--- start of RECORDS FOR PROCESSING ---

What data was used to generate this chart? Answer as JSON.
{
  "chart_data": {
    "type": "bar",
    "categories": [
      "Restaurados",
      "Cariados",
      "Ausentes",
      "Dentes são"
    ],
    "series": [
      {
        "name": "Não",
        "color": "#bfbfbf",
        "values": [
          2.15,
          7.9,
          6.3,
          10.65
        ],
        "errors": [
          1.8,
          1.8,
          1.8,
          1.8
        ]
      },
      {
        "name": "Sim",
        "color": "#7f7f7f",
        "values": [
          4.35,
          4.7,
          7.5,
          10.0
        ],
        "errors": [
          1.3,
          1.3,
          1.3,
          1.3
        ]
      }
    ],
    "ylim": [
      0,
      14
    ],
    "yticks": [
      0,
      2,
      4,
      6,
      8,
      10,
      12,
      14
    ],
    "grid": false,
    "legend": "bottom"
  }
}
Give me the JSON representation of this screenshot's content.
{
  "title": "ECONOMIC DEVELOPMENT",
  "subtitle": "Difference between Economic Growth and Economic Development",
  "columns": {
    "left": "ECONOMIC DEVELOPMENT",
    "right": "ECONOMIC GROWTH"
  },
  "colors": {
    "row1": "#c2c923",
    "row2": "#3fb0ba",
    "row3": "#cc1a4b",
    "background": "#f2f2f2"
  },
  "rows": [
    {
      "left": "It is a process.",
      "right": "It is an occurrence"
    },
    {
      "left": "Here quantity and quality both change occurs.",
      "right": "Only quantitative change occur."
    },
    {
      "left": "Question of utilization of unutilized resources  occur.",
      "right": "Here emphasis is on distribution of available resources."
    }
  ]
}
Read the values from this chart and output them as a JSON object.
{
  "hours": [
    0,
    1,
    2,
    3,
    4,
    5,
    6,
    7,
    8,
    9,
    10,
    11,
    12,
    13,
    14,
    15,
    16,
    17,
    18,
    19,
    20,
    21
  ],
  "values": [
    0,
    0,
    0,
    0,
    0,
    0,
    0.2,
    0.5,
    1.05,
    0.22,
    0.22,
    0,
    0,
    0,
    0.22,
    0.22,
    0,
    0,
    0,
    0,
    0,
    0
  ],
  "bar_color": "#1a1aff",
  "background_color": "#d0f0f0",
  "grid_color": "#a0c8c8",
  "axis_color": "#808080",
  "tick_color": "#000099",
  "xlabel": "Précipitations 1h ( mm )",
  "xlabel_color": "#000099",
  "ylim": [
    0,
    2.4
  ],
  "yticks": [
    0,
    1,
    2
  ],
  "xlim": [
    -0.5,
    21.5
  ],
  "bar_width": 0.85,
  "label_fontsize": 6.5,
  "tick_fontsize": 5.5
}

--- end of RECORDS FOR PROCESSING ---

> WHAT TO WORK ON:
Output each record exactly, leaving nothing out.

> EXPECTED ANSWER:
What data was used to generate this chart? Answer as JSON.
{
  "chart_data": {
    "type": "bar",
    "categories": [
      "Restaurados",
      "Cariados",
      "Ausentes",
      "Dentes são"
    ],
    "series": [
      {
        "name": "Não",
        "color": "#bfbfbf",
        "values": [
          2.15,
          7.9,
          6.3,
          10.65
        ],
        "errors": [
          1.8,
          1.8,
          1.8,
          1.8
        ]
      },
      {
        "name": "Sim",
        "color": "#7f7f7f",
        "values": [
          4.35,
          4.7,
          7.5,
          10.0
        ],
        "errors": [
          1.3,
          1.3,
          1.3,
          1.3
        ]
      }
    ],
    "ylim": [
      0,
      14
    ],
    "yticks": [
      0,
      2,
      4,
      6,
      8,
      10,
      12,
      14
    ],
    "grid": false,
    "legend": "bottom"
  }
}
Give me the JSON representation of this screenshot's content.
{
  "title": "ECONOMIC DEVELOPMENT",
  "subtitle": "Difference between Economic Growth and Economic Development",
  "columns": {
    "left": "ECONOMIC DEVELOPMENT",
    "right": "ECONOMIC GROWTH"
  },
  "colors": {
    "row1": "#c2c923",
    "row2": "#3fb0ba",
    "row3": "#cc1a4b",
    "background": "#f2f2f2"
  },
  "rows": [
    {
      "left": "It is a process.",
      "right": "It is an occurrence"
    },
    {
      "left": "Here quantity and quality both change occurs.",
      "right": "Only quantitative change occur."
    },
    {
      "left": "Question of utilization of unutilized resources  occur.",
      "right": "Here emphasis is on distribution of available resources."
    }
  ]
}
Read the values from this chart and output them as a JSON object.
{
  "hours": [
    0,
    1,
    2,
    3,
    4,
    5,
    6,
    7,
    8,
    9,
    10,
    11,
    12,
    13,
    14,
    15,
    16,
    17,
    18,
    19,
    20,
    21
  ],
  "values": [
    0,
    0,
    0,
    0,
    0,
    0,
    0.2,
    0.5,
    1.05,
    0.22,
    0.22,
    0,
    0,
    0,
    0.22,
    0.22,
    0,
    0,
    0,
    0,
    0,
    0
  ],
  "bar_color": "#1a1aff",
  "background_color": "#d0f0f0",
  "grid_color": "#a0c8c8",
  "axis_color": "#808080",
  "tick_color": "#000099",
  "xlabel": "Précipitations 1h ( mm )",
  "xlabel_color": "#000099",
  "ylim": [
    0,
    2.4
  ],
  "yticks": [
    0,
    1,
    2
  ],
  "xlim": [
    -0.5,
    21.5
  ],
  "bar_width": 0.85,
  "label_fontsize": 6.5,
  "tick_fontsize": 5.5
}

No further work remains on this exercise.